((

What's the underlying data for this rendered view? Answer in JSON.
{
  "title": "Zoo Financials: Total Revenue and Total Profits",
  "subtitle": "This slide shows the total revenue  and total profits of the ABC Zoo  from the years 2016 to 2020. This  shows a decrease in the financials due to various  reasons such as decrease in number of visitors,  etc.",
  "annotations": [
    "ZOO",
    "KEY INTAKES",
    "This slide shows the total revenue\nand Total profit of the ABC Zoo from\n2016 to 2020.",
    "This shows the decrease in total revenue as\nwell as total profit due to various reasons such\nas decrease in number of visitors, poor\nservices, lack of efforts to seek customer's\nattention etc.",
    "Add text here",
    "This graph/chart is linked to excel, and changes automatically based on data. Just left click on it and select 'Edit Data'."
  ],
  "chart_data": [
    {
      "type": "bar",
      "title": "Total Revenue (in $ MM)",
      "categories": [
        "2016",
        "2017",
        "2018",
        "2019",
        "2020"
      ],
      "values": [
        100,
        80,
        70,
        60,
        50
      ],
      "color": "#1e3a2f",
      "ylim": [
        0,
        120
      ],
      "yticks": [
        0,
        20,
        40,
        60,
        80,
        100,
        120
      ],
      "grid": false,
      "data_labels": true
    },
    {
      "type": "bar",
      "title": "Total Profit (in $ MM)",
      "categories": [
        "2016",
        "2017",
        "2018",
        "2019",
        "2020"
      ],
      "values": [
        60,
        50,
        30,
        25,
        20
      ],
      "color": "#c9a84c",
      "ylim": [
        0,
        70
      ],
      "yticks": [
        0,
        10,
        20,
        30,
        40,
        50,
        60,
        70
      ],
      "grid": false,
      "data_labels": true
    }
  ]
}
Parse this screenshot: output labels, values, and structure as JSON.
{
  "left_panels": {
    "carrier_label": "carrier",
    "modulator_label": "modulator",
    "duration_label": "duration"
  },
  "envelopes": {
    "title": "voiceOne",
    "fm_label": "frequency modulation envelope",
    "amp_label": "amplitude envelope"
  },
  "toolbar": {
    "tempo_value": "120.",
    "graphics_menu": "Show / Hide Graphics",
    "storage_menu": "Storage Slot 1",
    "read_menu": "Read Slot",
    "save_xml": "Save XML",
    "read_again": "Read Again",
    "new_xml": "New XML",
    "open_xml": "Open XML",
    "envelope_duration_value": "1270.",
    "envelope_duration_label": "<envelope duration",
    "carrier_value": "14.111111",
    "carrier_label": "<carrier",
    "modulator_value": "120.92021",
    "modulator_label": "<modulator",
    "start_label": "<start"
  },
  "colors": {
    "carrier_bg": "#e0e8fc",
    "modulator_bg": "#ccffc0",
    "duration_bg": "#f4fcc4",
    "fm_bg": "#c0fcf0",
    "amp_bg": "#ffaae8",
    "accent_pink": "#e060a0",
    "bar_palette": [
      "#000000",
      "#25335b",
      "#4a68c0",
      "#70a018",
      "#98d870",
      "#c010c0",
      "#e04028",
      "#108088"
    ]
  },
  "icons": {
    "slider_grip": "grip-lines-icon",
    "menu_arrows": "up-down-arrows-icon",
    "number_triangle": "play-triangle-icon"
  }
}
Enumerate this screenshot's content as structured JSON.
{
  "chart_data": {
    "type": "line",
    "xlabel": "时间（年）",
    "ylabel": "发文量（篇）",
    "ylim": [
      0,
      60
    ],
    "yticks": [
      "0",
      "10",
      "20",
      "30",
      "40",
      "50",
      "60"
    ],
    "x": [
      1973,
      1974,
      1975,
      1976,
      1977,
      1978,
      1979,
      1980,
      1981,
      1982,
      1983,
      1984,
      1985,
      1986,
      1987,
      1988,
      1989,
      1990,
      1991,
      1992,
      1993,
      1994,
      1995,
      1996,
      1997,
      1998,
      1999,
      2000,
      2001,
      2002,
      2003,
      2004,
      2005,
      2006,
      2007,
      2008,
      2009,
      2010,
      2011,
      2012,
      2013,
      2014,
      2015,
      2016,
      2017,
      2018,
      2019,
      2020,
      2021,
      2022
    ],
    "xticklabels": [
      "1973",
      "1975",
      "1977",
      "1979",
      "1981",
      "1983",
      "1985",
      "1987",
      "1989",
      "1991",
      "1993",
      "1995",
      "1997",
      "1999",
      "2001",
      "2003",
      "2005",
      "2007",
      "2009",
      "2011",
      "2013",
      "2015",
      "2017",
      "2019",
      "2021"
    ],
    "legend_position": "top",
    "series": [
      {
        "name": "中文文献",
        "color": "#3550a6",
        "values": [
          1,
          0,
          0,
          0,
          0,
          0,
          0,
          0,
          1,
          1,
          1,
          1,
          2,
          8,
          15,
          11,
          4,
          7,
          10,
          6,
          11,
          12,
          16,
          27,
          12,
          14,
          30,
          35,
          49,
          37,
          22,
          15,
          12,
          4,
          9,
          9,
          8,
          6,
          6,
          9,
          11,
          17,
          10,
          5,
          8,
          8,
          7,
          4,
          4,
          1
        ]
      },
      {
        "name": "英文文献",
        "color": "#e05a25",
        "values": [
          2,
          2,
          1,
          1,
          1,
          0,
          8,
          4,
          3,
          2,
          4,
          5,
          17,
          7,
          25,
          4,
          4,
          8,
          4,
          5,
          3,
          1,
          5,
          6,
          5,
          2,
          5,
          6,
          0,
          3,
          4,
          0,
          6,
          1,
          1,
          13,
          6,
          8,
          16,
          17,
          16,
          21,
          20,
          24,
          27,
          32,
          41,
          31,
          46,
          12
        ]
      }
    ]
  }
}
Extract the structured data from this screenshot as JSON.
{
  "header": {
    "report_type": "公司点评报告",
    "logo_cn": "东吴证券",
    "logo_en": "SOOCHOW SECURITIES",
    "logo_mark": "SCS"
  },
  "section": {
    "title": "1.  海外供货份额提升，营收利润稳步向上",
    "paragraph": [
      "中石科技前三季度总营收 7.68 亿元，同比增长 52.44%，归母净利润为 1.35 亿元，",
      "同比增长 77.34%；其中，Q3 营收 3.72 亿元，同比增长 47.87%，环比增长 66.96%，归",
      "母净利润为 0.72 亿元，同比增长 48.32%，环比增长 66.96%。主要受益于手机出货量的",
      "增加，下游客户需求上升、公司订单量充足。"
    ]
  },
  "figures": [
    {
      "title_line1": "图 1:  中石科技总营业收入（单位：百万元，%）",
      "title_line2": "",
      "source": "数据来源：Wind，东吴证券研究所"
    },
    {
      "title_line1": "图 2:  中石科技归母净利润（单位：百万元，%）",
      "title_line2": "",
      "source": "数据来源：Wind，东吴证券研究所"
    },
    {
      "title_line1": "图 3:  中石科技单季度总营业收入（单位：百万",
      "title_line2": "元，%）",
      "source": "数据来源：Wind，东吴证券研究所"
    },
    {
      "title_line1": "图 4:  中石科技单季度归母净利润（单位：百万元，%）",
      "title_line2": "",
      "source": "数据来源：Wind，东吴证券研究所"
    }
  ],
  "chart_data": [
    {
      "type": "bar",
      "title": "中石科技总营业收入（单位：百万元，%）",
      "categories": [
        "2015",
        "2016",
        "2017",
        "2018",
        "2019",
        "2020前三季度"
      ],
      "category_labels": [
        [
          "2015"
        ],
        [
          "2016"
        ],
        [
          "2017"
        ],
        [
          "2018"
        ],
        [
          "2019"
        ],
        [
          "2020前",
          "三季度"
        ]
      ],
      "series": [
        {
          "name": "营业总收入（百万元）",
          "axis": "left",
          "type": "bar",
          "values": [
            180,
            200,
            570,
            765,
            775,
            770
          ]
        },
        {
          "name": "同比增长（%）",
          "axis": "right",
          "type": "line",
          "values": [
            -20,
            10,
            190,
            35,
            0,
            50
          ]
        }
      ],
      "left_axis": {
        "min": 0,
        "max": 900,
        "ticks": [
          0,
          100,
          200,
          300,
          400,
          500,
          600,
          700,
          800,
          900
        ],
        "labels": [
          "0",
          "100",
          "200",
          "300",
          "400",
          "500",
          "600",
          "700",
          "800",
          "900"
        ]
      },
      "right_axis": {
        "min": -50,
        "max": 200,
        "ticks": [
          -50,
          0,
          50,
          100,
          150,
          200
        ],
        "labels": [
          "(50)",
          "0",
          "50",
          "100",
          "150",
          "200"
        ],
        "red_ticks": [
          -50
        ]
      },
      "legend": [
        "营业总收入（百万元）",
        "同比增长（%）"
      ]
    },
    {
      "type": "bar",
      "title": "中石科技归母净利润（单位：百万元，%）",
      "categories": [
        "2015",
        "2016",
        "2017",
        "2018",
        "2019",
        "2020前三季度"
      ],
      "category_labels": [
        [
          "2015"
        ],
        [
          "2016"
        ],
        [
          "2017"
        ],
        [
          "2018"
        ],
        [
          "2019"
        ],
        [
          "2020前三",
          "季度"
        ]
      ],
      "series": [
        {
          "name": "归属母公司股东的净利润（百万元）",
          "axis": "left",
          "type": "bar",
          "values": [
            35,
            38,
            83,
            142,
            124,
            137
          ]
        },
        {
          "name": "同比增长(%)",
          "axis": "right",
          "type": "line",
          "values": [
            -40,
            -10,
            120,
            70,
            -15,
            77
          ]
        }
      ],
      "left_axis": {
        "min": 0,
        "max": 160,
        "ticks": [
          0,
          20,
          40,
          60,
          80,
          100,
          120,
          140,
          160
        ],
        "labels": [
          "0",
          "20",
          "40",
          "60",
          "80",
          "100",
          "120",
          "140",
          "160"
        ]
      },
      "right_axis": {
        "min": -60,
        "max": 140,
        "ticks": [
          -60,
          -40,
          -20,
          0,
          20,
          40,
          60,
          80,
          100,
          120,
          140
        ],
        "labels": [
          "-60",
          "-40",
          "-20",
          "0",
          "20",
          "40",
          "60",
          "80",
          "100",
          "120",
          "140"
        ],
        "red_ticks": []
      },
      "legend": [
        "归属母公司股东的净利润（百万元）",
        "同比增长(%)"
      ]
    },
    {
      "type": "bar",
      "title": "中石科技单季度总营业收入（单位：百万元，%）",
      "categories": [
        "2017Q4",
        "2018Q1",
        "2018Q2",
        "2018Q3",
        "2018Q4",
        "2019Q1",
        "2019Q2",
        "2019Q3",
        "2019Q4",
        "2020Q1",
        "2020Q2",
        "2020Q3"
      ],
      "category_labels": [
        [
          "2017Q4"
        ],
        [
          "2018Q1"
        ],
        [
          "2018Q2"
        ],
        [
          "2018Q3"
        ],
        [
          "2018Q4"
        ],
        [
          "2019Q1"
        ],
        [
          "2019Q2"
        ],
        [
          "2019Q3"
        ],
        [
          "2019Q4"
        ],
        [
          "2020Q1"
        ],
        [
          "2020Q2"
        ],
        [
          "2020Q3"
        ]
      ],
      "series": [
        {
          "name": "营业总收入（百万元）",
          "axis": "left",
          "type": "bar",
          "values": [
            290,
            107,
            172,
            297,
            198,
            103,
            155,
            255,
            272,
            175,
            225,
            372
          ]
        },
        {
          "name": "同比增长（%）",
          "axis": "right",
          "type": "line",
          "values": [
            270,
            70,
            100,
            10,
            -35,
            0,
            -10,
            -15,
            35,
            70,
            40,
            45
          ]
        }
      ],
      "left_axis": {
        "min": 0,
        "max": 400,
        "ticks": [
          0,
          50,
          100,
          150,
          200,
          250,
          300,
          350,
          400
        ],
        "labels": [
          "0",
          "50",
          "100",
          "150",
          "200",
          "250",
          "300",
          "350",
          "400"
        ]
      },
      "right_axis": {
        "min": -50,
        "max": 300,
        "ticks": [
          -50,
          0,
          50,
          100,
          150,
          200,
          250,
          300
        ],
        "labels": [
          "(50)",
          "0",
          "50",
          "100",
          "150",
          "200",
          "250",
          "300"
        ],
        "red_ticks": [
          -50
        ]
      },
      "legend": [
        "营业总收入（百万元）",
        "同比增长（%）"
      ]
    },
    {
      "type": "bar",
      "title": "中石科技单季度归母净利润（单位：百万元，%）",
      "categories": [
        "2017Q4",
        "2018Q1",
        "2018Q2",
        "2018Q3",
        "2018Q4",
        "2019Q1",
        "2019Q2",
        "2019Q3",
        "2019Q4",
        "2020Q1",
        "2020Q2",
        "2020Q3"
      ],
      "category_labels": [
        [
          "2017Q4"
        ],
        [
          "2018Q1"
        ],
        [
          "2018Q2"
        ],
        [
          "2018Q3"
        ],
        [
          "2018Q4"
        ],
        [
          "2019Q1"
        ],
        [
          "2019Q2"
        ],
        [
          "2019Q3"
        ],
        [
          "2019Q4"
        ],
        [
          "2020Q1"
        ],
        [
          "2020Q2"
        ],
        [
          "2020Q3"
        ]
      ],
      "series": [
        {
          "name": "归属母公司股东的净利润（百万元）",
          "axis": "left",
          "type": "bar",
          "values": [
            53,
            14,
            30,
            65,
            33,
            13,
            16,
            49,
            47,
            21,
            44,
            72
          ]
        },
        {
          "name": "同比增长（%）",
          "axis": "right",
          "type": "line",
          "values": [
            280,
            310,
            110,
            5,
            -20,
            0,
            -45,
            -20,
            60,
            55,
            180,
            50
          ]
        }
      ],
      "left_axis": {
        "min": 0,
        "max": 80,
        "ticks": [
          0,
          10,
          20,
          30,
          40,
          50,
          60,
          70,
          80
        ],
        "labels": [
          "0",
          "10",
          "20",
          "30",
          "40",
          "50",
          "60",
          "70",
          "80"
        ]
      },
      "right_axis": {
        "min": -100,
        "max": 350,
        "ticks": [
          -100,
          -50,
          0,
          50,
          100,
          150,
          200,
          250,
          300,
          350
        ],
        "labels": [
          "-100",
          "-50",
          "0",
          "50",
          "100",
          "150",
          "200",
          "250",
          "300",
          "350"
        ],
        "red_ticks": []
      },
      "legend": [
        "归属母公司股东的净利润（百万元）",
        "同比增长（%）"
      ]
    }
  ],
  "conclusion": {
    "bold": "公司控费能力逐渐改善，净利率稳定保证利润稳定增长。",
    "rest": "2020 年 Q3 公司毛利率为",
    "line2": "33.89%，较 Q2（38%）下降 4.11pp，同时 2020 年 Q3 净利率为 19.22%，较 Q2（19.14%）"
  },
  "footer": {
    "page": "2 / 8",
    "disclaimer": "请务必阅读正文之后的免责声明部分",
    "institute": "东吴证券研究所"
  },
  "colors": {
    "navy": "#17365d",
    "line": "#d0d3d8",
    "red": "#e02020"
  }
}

))

● **Do this**
Look through the material above and work out how many of its lines contain "such". State the number only.

● **Complete response**
2